> PROBLEM TO SOLVE: Note each line where "asked" appears, and copy it.

> PROVIDED INFORMATION:
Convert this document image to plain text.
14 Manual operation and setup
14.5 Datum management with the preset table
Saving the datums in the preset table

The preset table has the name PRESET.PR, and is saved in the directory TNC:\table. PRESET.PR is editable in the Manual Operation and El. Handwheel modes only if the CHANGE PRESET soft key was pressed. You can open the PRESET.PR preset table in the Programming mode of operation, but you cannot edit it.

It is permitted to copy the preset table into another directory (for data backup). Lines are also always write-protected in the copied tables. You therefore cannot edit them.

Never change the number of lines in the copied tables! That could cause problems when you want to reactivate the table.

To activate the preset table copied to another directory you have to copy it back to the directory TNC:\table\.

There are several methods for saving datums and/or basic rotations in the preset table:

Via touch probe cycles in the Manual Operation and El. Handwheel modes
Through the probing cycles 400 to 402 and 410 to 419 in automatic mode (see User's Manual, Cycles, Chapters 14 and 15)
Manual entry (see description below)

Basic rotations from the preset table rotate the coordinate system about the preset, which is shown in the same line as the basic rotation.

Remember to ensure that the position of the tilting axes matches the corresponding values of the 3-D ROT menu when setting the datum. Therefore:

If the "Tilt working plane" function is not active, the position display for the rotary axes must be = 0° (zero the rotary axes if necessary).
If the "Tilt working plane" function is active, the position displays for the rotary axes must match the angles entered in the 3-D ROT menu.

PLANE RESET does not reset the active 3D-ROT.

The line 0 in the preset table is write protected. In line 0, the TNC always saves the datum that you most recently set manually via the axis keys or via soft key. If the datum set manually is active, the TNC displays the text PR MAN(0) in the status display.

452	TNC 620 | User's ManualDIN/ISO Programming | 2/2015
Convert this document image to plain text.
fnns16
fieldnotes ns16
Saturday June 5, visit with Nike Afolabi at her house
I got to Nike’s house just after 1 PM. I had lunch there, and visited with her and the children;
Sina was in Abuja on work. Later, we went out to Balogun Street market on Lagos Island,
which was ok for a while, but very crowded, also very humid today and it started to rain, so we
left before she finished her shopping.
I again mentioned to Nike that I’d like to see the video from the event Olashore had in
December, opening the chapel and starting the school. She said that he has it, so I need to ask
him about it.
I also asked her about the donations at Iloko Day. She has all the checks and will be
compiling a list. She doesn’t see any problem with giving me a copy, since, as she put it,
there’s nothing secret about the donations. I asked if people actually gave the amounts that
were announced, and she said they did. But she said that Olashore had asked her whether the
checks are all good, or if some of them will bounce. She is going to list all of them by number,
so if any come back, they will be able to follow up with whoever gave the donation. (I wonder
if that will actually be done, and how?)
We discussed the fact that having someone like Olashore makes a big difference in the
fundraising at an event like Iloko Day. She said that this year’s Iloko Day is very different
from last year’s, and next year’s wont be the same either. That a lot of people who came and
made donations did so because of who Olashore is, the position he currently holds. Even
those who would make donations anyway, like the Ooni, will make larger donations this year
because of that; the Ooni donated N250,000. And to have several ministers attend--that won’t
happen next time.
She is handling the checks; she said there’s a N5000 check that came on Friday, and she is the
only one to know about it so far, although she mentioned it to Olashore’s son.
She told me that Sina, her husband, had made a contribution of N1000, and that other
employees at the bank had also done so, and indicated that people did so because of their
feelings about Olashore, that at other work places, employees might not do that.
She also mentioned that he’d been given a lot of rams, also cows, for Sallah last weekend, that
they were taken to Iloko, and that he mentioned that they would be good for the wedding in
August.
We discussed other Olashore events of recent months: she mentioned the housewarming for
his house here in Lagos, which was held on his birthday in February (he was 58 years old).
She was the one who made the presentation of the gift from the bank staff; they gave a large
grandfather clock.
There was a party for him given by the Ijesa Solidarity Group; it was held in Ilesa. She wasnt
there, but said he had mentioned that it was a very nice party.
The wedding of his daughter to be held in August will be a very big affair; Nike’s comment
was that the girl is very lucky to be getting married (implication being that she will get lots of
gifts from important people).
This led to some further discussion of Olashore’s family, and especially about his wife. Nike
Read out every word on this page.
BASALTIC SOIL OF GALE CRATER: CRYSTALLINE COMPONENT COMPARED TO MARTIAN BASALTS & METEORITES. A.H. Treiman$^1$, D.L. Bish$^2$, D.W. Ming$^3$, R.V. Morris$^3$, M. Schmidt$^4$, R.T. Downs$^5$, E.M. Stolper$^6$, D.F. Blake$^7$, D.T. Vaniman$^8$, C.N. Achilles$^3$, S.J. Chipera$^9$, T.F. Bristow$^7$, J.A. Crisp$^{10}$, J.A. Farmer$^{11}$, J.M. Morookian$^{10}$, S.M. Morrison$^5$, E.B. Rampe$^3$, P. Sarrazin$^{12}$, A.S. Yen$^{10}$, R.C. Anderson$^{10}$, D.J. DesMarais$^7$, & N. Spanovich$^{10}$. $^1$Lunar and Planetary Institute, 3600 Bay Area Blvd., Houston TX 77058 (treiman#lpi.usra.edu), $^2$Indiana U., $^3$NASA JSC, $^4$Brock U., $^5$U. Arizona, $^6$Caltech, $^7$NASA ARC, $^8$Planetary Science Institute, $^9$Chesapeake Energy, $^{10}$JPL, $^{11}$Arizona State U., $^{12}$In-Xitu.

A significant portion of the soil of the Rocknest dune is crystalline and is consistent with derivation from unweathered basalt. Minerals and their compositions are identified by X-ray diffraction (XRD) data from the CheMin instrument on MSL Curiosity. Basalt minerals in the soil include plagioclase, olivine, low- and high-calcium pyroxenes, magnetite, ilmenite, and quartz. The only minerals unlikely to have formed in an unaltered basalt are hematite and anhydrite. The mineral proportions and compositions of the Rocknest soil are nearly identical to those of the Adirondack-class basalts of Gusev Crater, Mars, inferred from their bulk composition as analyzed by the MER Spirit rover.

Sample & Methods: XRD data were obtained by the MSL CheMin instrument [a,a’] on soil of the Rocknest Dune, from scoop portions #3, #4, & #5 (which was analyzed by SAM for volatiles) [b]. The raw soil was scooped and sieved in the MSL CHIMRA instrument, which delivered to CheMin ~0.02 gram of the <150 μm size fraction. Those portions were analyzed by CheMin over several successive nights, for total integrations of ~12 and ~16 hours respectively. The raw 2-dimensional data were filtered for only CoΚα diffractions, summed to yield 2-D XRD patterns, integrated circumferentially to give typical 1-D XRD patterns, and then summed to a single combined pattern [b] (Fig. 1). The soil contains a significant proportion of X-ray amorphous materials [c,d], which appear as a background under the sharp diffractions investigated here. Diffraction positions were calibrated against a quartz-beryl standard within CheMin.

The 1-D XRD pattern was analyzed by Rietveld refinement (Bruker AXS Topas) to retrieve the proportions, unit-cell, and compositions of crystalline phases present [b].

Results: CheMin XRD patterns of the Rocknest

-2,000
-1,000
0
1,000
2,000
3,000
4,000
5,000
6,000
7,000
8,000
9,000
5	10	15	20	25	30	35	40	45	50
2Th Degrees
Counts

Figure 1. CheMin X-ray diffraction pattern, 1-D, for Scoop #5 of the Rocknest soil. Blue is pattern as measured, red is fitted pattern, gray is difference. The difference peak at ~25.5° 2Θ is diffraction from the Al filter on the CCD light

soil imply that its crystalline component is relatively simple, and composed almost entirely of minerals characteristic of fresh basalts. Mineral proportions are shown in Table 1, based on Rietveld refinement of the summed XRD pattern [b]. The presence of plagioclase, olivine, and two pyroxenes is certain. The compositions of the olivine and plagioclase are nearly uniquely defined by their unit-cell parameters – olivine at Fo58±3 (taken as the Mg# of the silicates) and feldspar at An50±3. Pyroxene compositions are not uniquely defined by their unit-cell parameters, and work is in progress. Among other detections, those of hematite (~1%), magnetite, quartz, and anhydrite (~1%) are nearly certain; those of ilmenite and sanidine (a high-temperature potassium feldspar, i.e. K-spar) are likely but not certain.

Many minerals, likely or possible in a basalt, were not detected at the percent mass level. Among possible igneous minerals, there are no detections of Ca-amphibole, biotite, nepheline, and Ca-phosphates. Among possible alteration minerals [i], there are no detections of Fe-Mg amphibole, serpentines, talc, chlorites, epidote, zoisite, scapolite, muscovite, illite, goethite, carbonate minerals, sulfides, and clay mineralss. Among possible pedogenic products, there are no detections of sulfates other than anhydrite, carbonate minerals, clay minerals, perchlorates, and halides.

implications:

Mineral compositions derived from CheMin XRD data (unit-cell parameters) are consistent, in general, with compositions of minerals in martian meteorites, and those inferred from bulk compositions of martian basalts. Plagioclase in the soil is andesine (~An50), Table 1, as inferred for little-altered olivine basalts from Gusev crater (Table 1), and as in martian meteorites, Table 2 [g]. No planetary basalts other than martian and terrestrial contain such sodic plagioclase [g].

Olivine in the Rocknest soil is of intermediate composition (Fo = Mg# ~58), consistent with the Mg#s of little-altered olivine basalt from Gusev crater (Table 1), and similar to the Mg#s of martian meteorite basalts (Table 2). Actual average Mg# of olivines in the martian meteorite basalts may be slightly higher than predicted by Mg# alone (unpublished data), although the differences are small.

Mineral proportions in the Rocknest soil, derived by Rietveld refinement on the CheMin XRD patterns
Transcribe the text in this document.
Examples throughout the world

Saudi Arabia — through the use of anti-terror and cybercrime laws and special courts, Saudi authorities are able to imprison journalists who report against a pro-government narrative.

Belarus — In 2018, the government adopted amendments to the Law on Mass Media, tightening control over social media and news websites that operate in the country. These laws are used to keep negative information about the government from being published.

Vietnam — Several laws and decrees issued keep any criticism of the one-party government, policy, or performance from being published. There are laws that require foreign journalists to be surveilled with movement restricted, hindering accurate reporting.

> COMPLETE ANSWER:
I also asked her about the donations at Iloko Day. She has all the checks and will be
there’s nothing secret about the donations. I asked if people actually gave the amounts that
were announced, and she said they did. But she said that Olashore had asked her whether the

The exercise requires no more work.